* Work to do *
What lines of the data include the string "financiële"? Copy them all.

Records about charts and figures

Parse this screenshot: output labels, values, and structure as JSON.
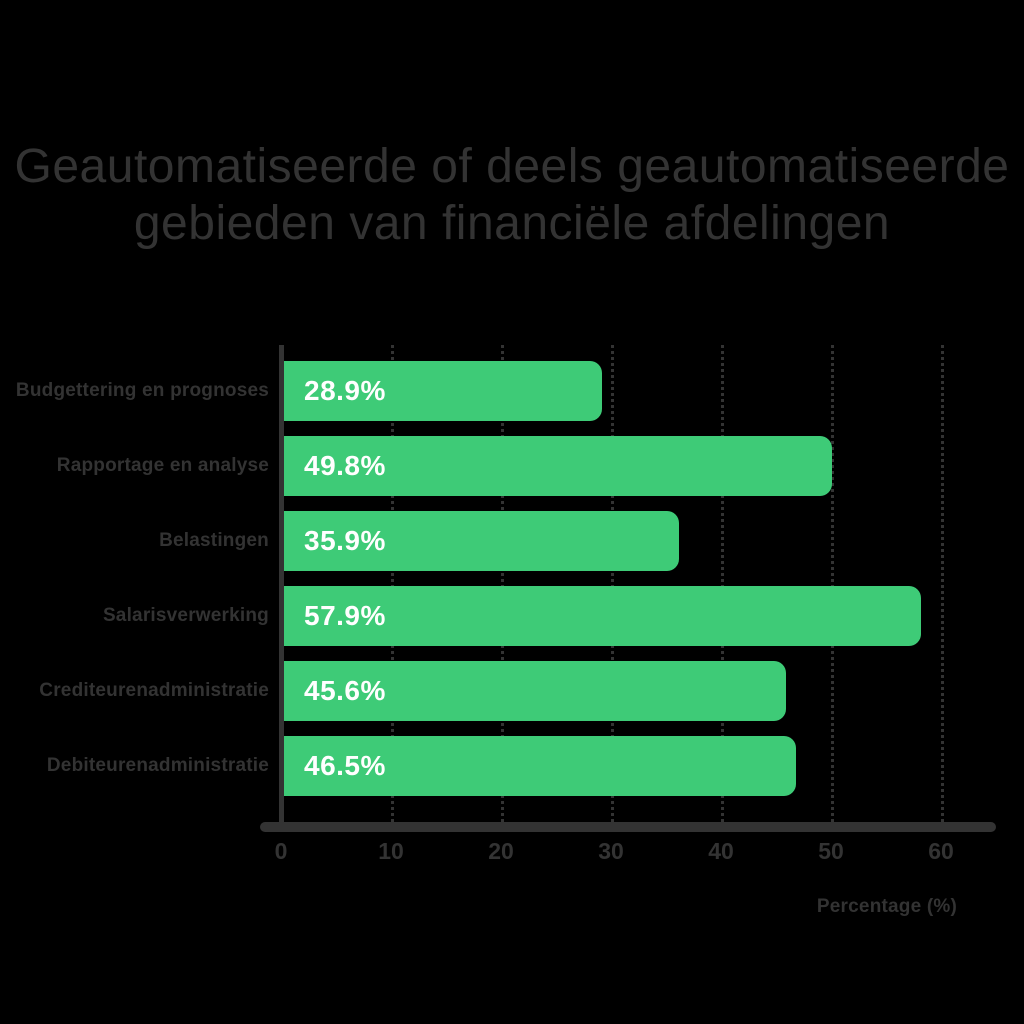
{
  "title": {
    "lines": [
      "Geautomatiseerde of deels geautomatiseerde",
      "gebieden van financiële afdelingen"
    ]
  },
  "chart_data": {
    "type": "bar",
    "orientation": "horizontal",
    "title": "Geautomatiseerde of deels geautomatiseerde gebieden van financiële afdelingen",
    "categories": [
      "Budgettering en prognoses",
      "Rapportage en analyse",
      "Belastingen",
      "Salarisverwerking",
      "Crediteurenadministratie",
      "Debiteurenadministratie"
    ],
    "values": [
      28.9,
      49.8,
      35.9,
      57.9,
      45.6,
      46.5
    ],
    "value_labels": [
      "28.9%",
      "49.8%",
      "35.9%",
      "57.9%",
      "45.6%",
      "46.5%"
    ],
    "xlabel": "Percentage (%)",
    "xlim": [
      0,
      65
    ],
    "xticks": [
      0,
      10,
      20,
      30,
      40,
      50,
      60
    ],
    "grid": true,
    "gridline_style": "dotted",
    "legend_position": "none",
    "colors": {
      "bar": "#3ecb77",
      "value_label": "#ffffff",
      "axis": "#333333",
      "text": "#333333",
      "background": "#000000"
    }
  }
}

* Solution to this problem *
      "gebieden van financiële afdelingen"
    "title": "Geautomatiseerde of deels geautomatiseerde gebieden van financiële afdelingen",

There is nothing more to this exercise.